**WHAT YOU HAVE TO DO:**
Write out, unchanged, the lines of the records below from the line with "314, 84, 340]" up to and including the line with "406, 371, 428]".

--- start STORED RECORDS ---

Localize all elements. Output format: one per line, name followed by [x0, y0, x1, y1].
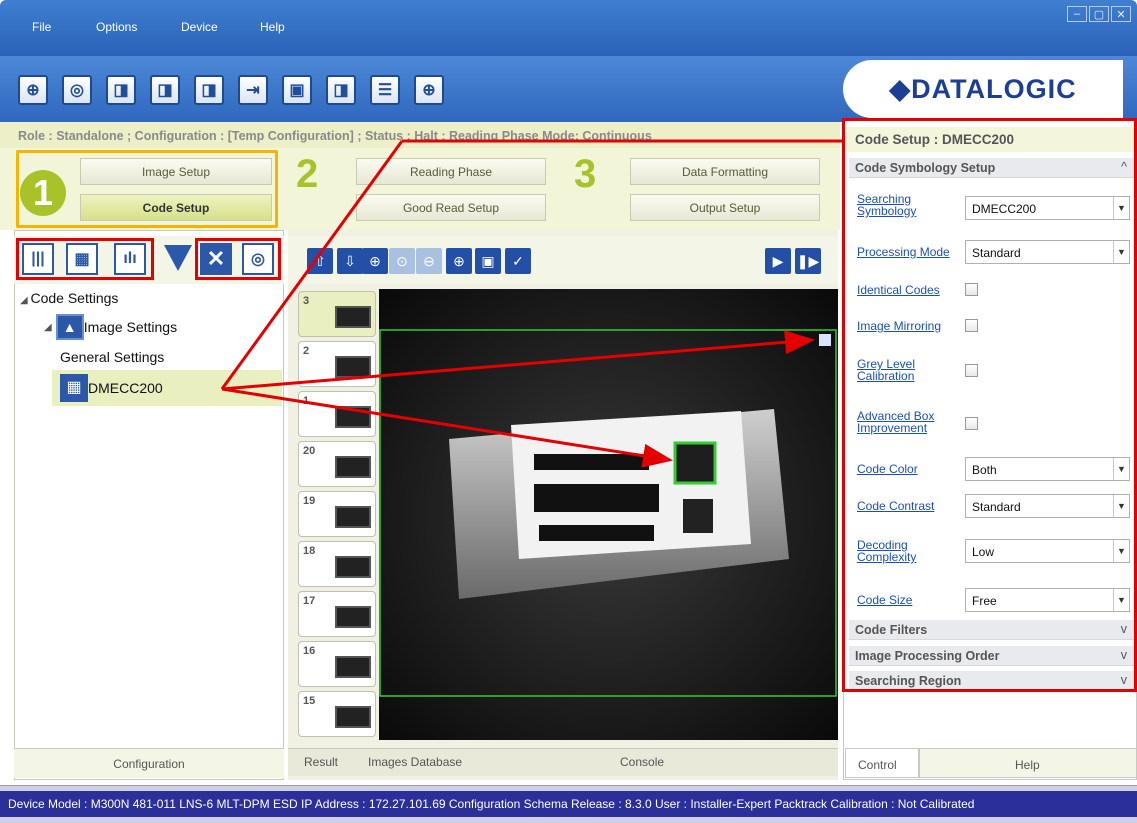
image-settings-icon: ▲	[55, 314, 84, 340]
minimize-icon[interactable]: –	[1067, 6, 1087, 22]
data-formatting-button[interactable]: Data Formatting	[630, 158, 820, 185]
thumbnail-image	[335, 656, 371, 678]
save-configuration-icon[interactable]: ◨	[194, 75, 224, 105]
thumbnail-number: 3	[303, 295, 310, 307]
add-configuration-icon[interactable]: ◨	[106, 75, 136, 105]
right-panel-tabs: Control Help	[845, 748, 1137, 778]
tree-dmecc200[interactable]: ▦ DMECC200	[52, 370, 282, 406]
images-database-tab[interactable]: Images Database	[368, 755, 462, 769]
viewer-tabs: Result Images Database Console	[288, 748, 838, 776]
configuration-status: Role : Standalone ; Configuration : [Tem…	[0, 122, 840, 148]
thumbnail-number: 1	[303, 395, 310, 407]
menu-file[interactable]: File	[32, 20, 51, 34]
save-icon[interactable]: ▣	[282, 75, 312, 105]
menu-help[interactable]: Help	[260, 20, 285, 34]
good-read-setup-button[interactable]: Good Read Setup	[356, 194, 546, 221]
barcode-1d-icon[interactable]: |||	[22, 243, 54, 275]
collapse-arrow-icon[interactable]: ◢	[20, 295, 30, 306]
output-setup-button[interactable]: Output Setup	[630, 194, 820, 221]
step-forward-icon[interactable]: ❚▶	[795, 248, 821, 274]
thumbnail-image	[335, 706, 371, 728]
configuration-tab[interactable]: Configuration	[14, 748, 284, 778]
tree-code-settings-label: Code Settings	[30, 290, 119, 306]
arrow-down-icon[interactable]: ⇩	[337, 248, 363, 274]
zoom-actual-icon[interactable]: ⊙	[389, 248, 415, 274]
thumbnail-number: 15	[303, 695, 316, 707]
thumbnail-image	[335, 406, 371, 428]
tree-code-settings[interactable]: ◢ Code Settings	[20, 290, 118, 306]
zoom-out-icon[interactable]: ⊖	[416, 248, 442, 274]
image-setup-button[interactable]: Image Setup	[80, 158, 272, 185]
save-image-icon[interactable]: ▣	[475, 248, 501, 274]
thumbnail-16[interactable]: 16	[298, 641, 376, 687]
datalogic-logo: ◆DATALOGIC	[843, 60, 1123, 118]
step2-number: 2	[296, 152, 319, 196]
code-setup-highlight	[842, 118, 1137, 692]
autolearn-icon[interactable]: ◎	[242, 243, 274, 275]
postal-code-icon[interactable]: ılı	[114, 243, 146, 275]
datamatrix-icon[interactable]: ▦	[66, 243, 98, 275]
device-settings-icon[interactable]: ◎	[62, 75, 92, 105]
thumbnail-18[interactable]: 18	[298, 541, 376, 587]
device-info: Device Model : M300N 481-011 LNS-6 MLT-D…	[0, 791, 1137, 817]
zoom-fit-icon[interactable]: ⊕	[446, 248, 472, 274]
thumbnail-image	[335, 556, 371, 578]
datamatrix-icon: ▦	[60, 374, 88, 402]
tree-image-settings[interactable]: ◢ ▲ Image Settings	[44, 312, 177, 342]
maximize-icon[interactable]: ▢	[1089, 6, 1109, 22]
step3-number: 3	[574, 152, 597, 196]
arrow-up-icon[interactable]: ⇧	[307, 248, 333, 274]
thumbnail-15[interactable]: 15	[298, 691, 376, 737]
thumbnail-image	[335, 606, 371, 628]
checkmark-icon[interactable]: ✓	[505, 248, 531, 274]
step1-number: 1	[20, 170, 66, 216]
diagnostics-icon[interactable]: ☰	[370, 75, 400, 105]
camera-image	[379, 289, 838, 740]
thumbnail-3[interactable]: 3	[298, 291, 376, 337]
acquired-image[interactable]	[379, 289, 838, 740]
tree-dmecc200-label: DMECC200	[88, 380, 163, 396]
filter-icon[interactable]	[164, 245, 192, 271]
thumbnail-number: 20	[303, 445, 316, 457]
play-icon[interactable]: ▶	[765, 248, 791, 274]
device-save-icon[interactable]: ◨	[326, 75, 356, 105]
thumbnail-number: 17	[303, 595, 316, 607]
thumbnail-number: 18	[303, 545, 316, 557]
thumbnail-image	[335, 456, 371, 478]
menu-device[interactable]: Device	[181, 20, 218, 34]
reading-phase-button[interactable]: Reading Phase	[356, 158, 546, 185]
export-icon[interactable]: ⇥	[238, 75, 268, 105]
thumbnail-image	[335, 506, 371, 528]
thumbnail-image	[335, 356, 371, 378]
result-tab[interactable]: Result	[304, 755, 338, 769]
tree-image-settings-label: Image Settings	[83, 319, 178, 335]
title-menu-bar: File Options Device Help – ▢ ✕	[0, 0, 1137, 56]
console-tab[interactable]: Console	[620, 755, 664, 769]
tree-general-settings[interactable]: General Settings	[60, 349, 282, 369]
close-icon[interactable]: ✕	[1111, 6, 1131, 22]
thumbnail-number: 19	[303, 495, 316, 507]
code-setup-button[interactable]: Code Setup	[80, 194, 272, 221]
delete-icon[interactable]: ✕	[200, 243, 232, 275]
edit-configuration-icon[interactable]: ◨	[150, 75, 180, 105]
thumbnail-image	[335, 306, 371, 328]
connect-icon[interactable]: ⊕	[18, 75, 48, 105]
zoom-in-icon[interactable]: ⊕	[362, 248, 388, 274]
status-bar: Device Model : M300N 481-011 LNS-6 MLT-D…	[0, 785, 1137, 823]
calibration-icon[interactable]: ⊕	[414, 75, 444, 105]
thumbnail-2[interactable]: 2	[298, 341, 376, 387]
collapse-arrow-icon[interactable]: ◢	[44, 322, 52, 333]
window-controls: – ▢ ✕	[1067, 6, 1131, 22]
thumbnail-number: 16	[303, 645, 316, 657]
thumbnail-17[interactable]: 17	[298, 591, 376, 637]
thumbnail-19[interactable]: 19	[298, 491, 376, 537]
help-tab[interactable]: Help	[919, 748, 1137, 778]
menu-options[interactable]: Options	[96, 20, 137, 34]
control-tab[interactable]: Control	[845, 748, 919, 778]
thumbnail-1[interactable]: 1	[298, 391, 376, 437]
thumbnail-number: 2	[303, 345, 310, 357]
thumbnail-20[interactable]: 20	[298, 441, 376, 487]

--- end STORED RECORDS ---

**THE OUTPUT:**
image-settings-icon: ▲	[55, 314, 84, 340]
minimize-icon[interactable]: –	[1067, 6, 1087, 22]
data-formatting-button[interactable]: Data Formatting	[630, 158, 820, 185]
thumbnail-image	[335, 656, 371, 678]
save-configuration-icon[interactable]: ◨	[194, 75, 224, 105]
thumbnail-number: 3	[303, 295, 310, 307]
add-configuration-icon[interactable]: ◨	[106, 75, 136, 105]
right-panel-tabs: Control Help	[845, 748, 1137, 778]
tree-dmecc200[interactable]: ▦ DMECC200	[52, 370, 282, 406]
images-database-tab[interactable]: Images Database	[368, 755, 462, 769]
viewer-tabs: Result Images Database Console	[288, 748, 838, 776]
configuration-status: Role : Standalone ; Configuration : [Tem…	[0, 122, 840, 148]
thumbnail-number: 1	[303, 395, 310, 407]
menu-file[interactable]: File	[32, 20, 51, 34]
save-icon[interactable]: ▣	[282, 75, 312, 105]
menu-help[interactable]: Help	[260, 20, 285, 34]
good-read-setup-button[interactable]: Good Read Setup	[356, 194, 546, 221]
barcode-1d-icon[interactable]: |||	[22, 243, 54, 275]
collapse-arrow-icon[interactable]: ◢	[20, 295, 30, 306]
output-setup-button[interactable]: Output Setup	[630, 194, 820, 221]
step-forward-icon[interactable]: ❚▶	[795, 248, 821, 274]
thumbnail-image	[335, 706, 371, 728]
configuration-tab[interactable]: Configuration	[14, 748, 284, 778]
tree-code-settings-label: Code Settings	[30, 290, 119, 306]
arrow-down-icon[interactable]: ⇩	[337, 248, 363, 274]
zoom-actual-icon[interactable]: ⊙	[389, 248, 415, 274]
thumbnail-number: 15	[303, 695, 316, 707]
thumbnail-image	[335, 406, 371, 428]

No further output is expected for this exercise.